═══ Exercise data ═══

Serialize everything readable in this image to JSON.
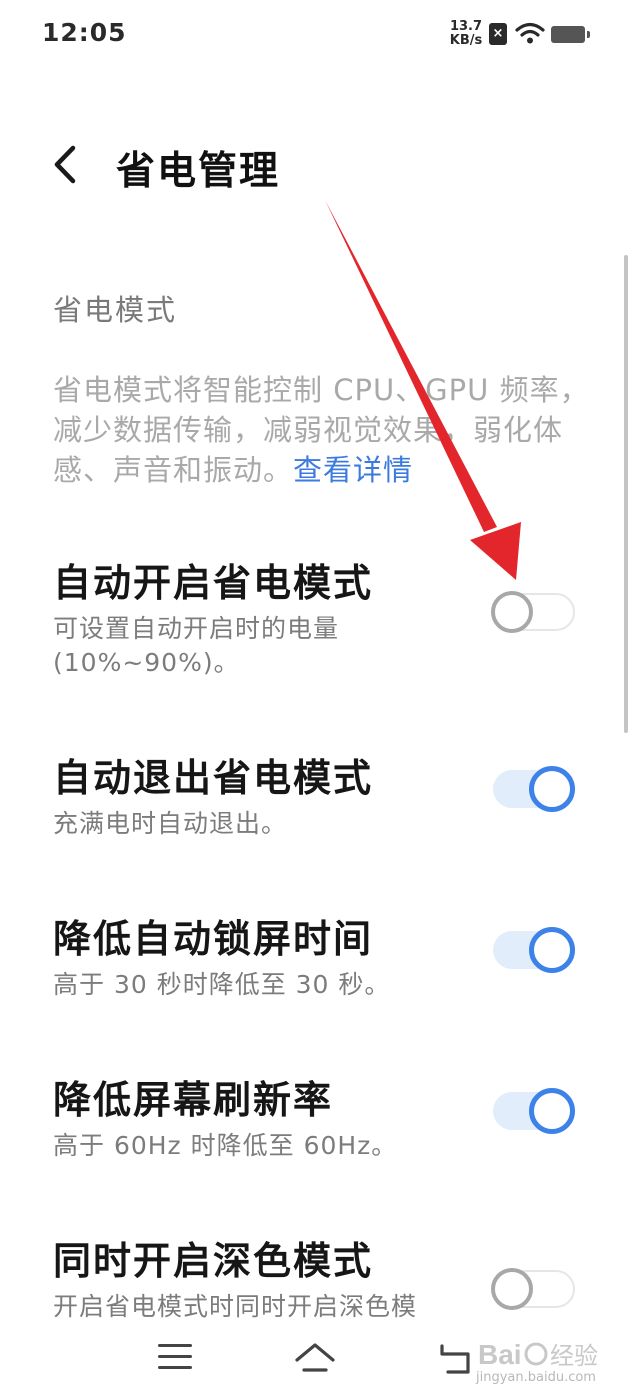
{
  "status_bar": {
    "time": "12:05",
    "speed_value": "13.7",
    "speed_unit": "KB/s",
    "icons": [
      "no-sim-icon",
      "wifi-icon",
      "battery-icon"
    ]
  },
  "header": {
    "title": "省电管理",
    "back_icon": "chevron-left-icon"
  },
  "section": {
    "title": "省电模式",
    "description": "省电模式将智能控制 CPU、GPU 频率，减少数据传输，减弱视觉效果，弱化体感、声音和振动。",
    "link": "查看详情"
  },
  "settings": [
    {
      "title": "自动开启省电模式",
      "subtitle": "可设置自动开启时的电量(10%~90%)。",
      "enabled": false
    },
    {
      "title": "自动退出省电模式",
      "subtitle": "充满电时自动退出。",
      "enabled": true
    },
    {
      "title": "降低自动锁屏时间",
      "subtitle": "高于 30 秒时降低至 30 秒。",
      "enabled": true
    },
    {
      "title": "降低屏幕刷新率",
      "subtitle": "高于 60Hz 时降低至 60Hz。",
      "enabled": true
    },
    {
      "title": "同时开启深色模式",
      "subtitle": "开启省电模式时同时开启深色模",
      "enabled": false
    }
  ],
  "colors": {
    "accent": "#3c82e8",
    "annotation_arrow": "#e3262b"
  },
  "nav_bar": {
    "icons": [
      "menu-icon",
      "home-icon",
      "back-icon"
    ]
  },
  "watermark": {
    "text": "jingyan.baidu.com"
  }
}
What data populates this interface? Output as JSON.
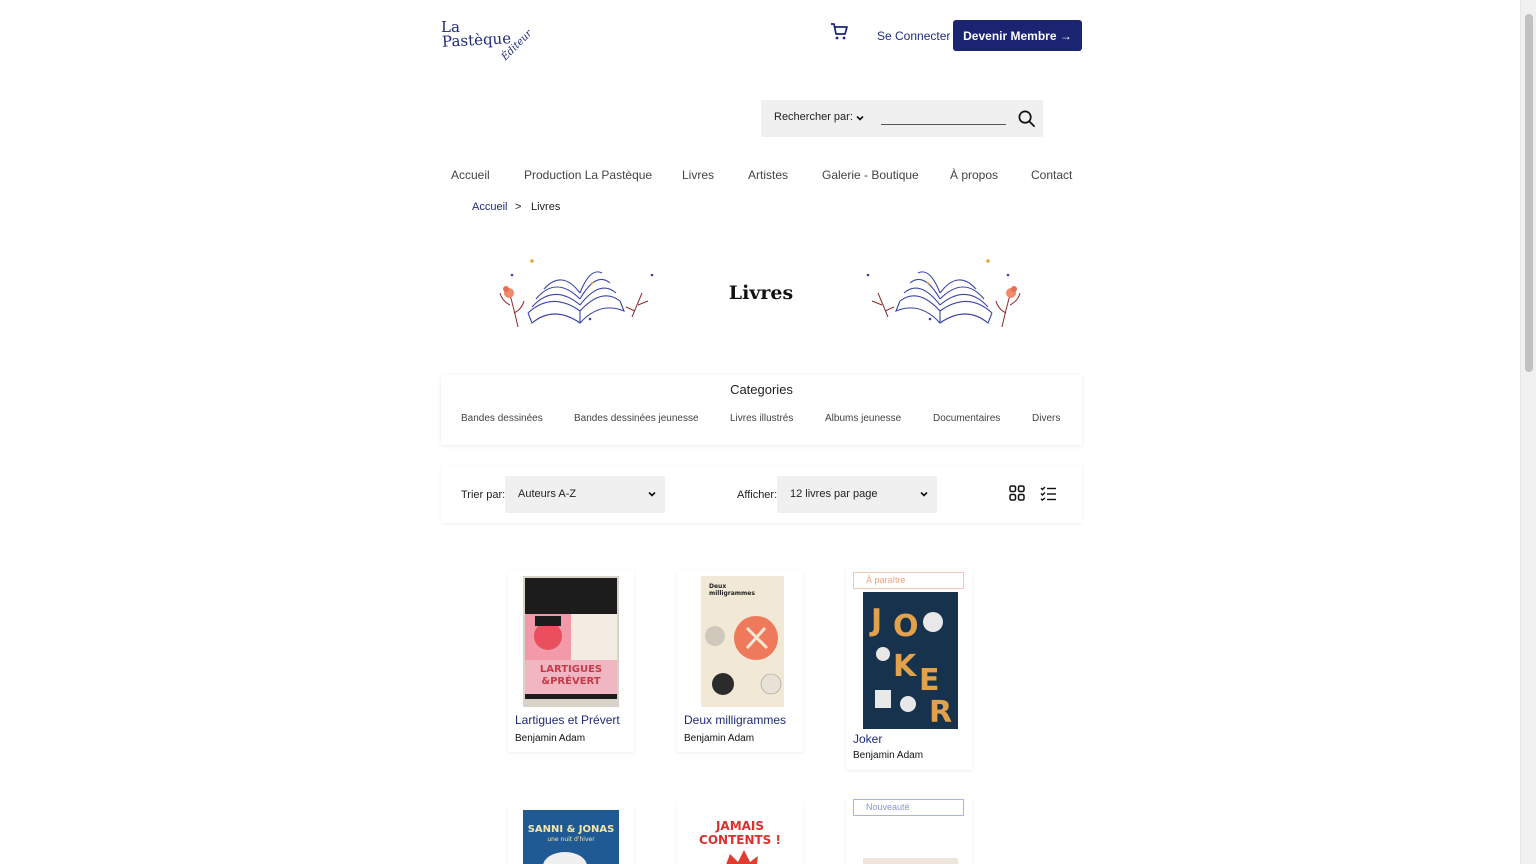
{
  "header": {
    "logo": {
      "line1": "La",
      "line2": "Pastèque",
      "line3": "Éditeur"
    },
    "login_label": "Se Connecter",
    "member_button_label": "Devenir Membre →"
  },
  "search": {
    "by_label": "Rechercher par:",
    "value": ""
  },
  "nav": {
    "items": [
      "Accueil",
      "Production La Pastèque",
      "Livres",
      "Artistes",
      "Galerie - Boutique",
      "À propos",
      "Contact"
    ]
  },
  "breadcrumb": {
    "home": "Accueil",
    "separator": ">",
    "current": "Livres"
  },
  "page": {
    "title": "Livres"
  },
  "categories": {
    "title": "Categories",
    "items": [
      "Bandes dessinées",
      "Bandes dessinées jeunesse",
      "Livres illustrés",
      "Albums jeunesse",
      "Documentaires",
      "Divers"
    ]
  },
  "sort": {
    "sort_label": "Trier par:",
    "sort_value": "Auteurs A-Z",
    "show_label": "Afficher:",
    "show_value": "12 livres par page"
  },
  "books": [
    {
      "title": "Lartigues et Prévert",
      "author": "Benjamin Adam",
      "badge": "",
      "cover_text": "LARTIGUES PRÉVERT"
    },
    {
      "title": "Deux milligrammes",
      "author": "Benjamin Adam",
      "badge": "",
      "cover_text": "Deux milligrammes"
    },
    {
      "title": "Joker",
      "author": "Benjamin Adam",
      "badge": "À paraître",
      "cover_text": "JOKER"
    },
    {
      "title": "",
      "author": "",
      "badge": "",
      "cover_text": "SANNI & JONAS"
    },
    {
      "title": "",
      "author": "",
      "badge": "",
      "cover_text": "JAMAIS CONTENTS !"
    },
    {
      "title": "",
      "author": "",
      "badge": "Nouveauté",
      "cover_text": ""
    }
  ],
  "colors": {
    "brand_navy": "#1a2470",
    "link_blue": "#1f2a7a",
    "badge_orange": "#f0a37d",
    "badge_blue": "#8a95d8"
  }
}
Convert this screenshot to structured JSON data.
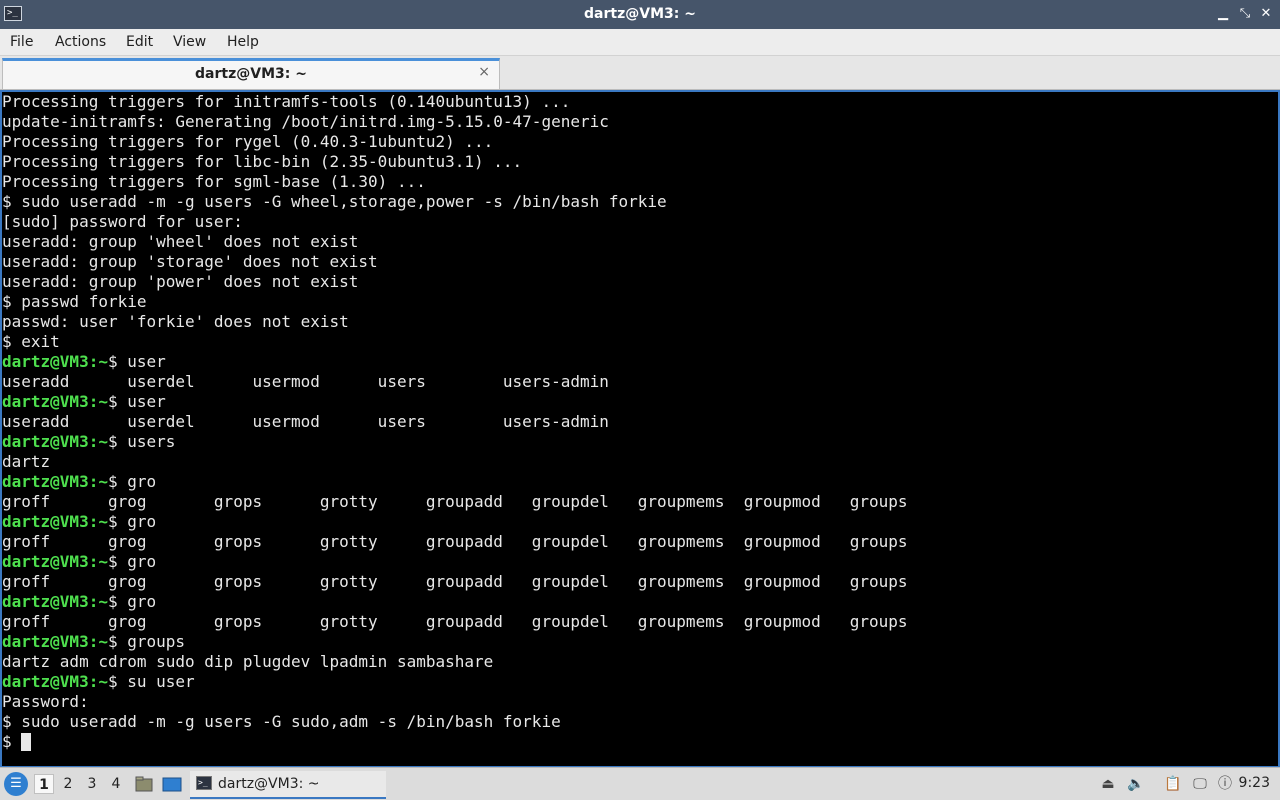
{
  "window": {
    "title": "dartz@VM3: ~"
  },
  "menu": {
    "items": [
      "File",
      "Actions",
      "Edit",
      "View",
      "Help"
    ]
  },
  "tab": {
    "label": "dartz@VM3: ~",
    "close": "×"
  },
  "terminal": {
    "lines": [
      {
        "prompt": "",
        "text": "Processing triggers for initramfs-tools (0.140ubuntu13) ..."
      },
      {
        "prompt": "",
        "text": "update-initramfs: Generating /boot/initrd.img-5.15.0-47-generic"
      },
      {
        "prompt": "",
        "text": "Processing triggers for rygel (0.40.3-1ubuntu2) ..."
      },
      {
        "prompt": "",
        "text": "Processing triggers for libc-bin (2.35-0ubuntu3.1) ..."
      },
      {
        "prompt": "",
        "text": "Processing triggers for sgml-base (1.30) ..."
      },
      {
        "prompt": "",
        "text": "$ sudo useradd -m -g users -G wheel,storage,power -s /bin/bash forkie"
      },
      {
        "prompt": "",
        "text": "[sudo] password for user:"
      },
      {
        "prompt": "",
        "text": "useradd: group 'wheel' does not exist"
      },
      {
        "prompt": "",
        "text": "useradd: group 'storage' does not exist"
      },
      {
        "prompt": "",
        "text": "useradd: group 'power' does not exist"
      },
      {
        "prompt": "",
        "text": "$ passwd forkie"
      },
      {
        "prompt": "",
        "text": "passwd: user 'forkie' does not exist"
      },
      {
        "prompt": "",
        "text": "$ exit"
      },
      {
        "prompt": "dartz@VM3:~",
        "text": "$ user"
      },
      {
        "prompt": "",
        "text": "useradd      userdel      usermod      users        users-admin"
      },
      {
        "prompt": "dartz@VM3:~",
        "text": "$ user"
      },
      {
        "prompt": "",
        "text": "useradd      userdel      usermod      users        users-admin"
      },
      {
        "prompt": "dartz@VM3:~",
        "text": "$ users"
      },
      {
        "prompt": "",
        "text": "dartz"
      },
      {
        "prompt": "dartz@VM3:~",
        "text": "$ gro"
      },
      {
        "prompt": "",
        "text": "groff      grog       grops      grotty     groupadd   groupdel   groupmems  groupmod   groups"
      },
      {
        "prompt": "dartz@VM3:~",
        "text": "$ gro"
      },
      {
        "prompt": "",
        "text": "groff      grog       grops      grotty     groupadd   groupdel   groupmems  groupmod   groups"
      },
      {
        "prompt": "dartz@VM3:~",
        "text": "$ gro"
      },
      {
        "prompt": "",
        "text": "groff      grog       grops      grotty     groupadd   groupdel   groupmems  groupmod   groups"
      },
      {
        "prompt": "dartz@VM3:~",
        "text": "$ gro"
      },
      {
        "prompt": "",
        "text": "groff      grog       grops      grotty     groupadd   groupdel   groupmems  groupmod   groups"
      },
      {
        "prompt": "dartz@VM3:~",
        "text": "$ groups"
      },
      {
        "prompt": "",
        "text": "dartz adm cdrom sudo dip plugdev lpadmin sambashare"
      },
      {
        "prompt": "dartz@VM3:~",
        "text": "$ su user"
      },
      {
        "prompt": "",
        "text": "Password:"
      },
      {
        "prompt": "",
        "text": "$ sudo useradd -m -g users -G sudo,adm -s /bin/bash forkie"
      }
    ],
    "current_prompt": "$ "
  },
  "taskbar": {
    "desktops": [
      "1",
      "2",
      "3",
      "4"
    ],
    "active_desktop": "1",
    "task_label": "dartz@VM3: ~",
    "clock": "9:23"
  },
  "colors": {
    "prompt": "#4ee04e",
    "accent": "#3a78c2",
    "titlebar": "#46556a"
  }
}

═══

• **The task**
Scan the material above for the word "milligrammes". Copy each line where it occurs.

• **Result**
      "title": "Deux milligrammes",
      "cover_text": "Deux milligrammes"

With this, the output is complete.